■ INPUT MATERIAL ■
==============================

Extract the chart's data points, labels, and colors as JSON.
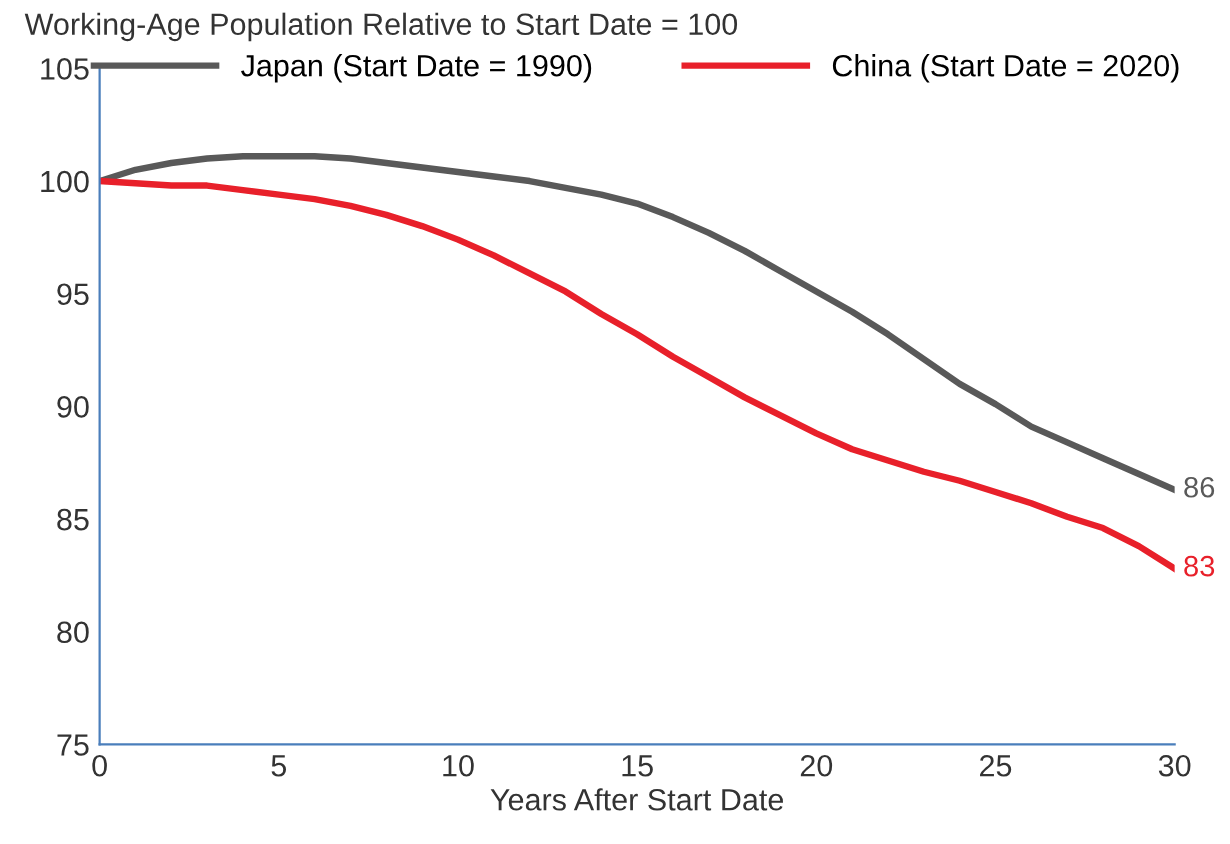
{
  "chart_data": {
    "type": "line",
    "title": "Working-Age Population Relative to Start Date = 100",
    "xlabel": "Years After Start Date",
    "x": [
      0,
      1,
      2,
      3,
      4,
      5,
      6,
      7,
      8,
      9,
      10,
      11,
      12,
      13,
      14,
      15,
      16,
      17,
      18,
      19,
      20,
      21,
      22,
      23,
      24,
      25,
      26,
      27,
      28,
      29,
      30
    ],
    "series": [
      {
        "name": "Japan (Start Date = 1990)",
        "color": "#595959",
        "values": [
          100,
          100.5,
          100.8,
          101,
          101.1,
          101.1,
          101.1,
          101,
          100.8,
          100.6,
          100.4,
          100.2,
          100,
          99.7,
          99.4,
          99,
          98.4,
          97.7,
          96.9,
          96,
          95.1,
          94.2,
          93.2,
          92.1,
          91,
          90.1,
          89.1,
          88.4,
          87.7,
          87,
          86.3
        ]
      },
      {
        "name": "China (Start Date = 2020)",
        "color": "#e8202a",
        "values": [
          100,
          99.9,
          99.8,
          99.8,
          99.6,
          99.4,
          99.2,
          98.9,
          98.5,
          98,
          97.4,
          96.7,
          95.9,
          95.1,
          94.1,
          93.2,
          92.2,
          91.3,
          90.4,
          89.6,
          88.8,
          88.1,
          87.6,
          87.1,
          86.7,
          86.2,
          85.7,
          85.1,
          84.6,
          83.8,
          82.8
        ]
      }
    ],
    "annotations": [
      {
        "text": "86",
        "x": 30,
        "y": 86.3
      },
      {
        "text": "83",
        "x": 30,
        "y": 82.8
      }
    ],
    "xlim": [
      0,
      30
    ],
    "xticks": [
      0,
      5,
      10,
      15,
      20,
      25,
      30
    ],
    "ylim": [
      75,
      105
    ],
    "yticks": [
      75,
      80,
      85,
      90,
      95,
      100,
      105
    ],
    "grid": false,
    "legend": "top",
    "marker": "none",
    "line_style": "solid"
  }
}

==============================

■ AIM OF THE EXERCISE ■
With the pictures omitted, reproduce the records in full and exactly.

■ SOLUTION TO THE PROBLEM ■
Extract the chart's data points, labels, and colors as JSON.
{
  "chart_data": {
    "type": "line",
    "title": "Working-Age Population Relative to Start Date = 100",
    "xlabel": "Years After Start Date",
    "x": [
      0,
      1,
      2,
      3,
      4,
      5,
      6,
      7,
      8,
      9,
      10,
      11,
      12,
      13,
      14,
      15,
      16,
      17,
      18,
      19,
      20,
      21,
      22,
      23,
      24,
      25,
      26,
      27,
      28,
      29,
      30
    ],
    "series": [
      {
        "name": "Japan (Start Date = 1990)",
        "color": "#595959",
        "values": [
          100,
          100.5,
          100.8,
          101,
          101.1,
          101.1,
          101.1,
          101,
          100.8,
          100.6,
          100.4,
          100.2,
          100,
          99.7,
          99.4,
          99,
          98.4,
          97.7,
          96.9,
          96,
          95.1,
          94.2,
          93.2,
          92.1,
          91,
          90.1,
          89.1,
          88.4,
          87.7,
          87,
          86.3
        ]
      },
      {
        "name": "China (Start Date = 2020)",
        "color": "#e8202a",
        "values": [
          100,
          99.9,
          99.8,
          99.8,
          99.6,
          99.4,
          99.2,
          98.9,
          98.5,
          98,
          97.4,
          96.7,
          95.9,
          95.1,
          94.1,
          93.2,
          92.2,
          91.3,
          90.4,
          89.6,
          88.8,
          88.1,
          87.6,
          87.1,
          86.7,
          86.2,
          85.7,
          85.1,
          84.6,
          83.8,
          82.8
        ]
      }
    ],
    "annotations": [
      {
        "text": "86",
        "x": 30,
        "y": 86.3
      },
      {
        "text": "83",
        "x": 30,
        "y": 82.8
      }
    ],
    "xlim": [
      0,
      30
    ],
    "xticks": [
      0,
      5,
      10,
      15,
      20,
      25,
      30
    ],
    "ylim": [
      75,
      105
    ],
    "yticks": [
      75,
      80,
      85,
      90,
      95,
      100,
      105
    ],
    "grid": false,
    "legend": "top",
    "marker": "none",
    "line_style": "solid"
  }
}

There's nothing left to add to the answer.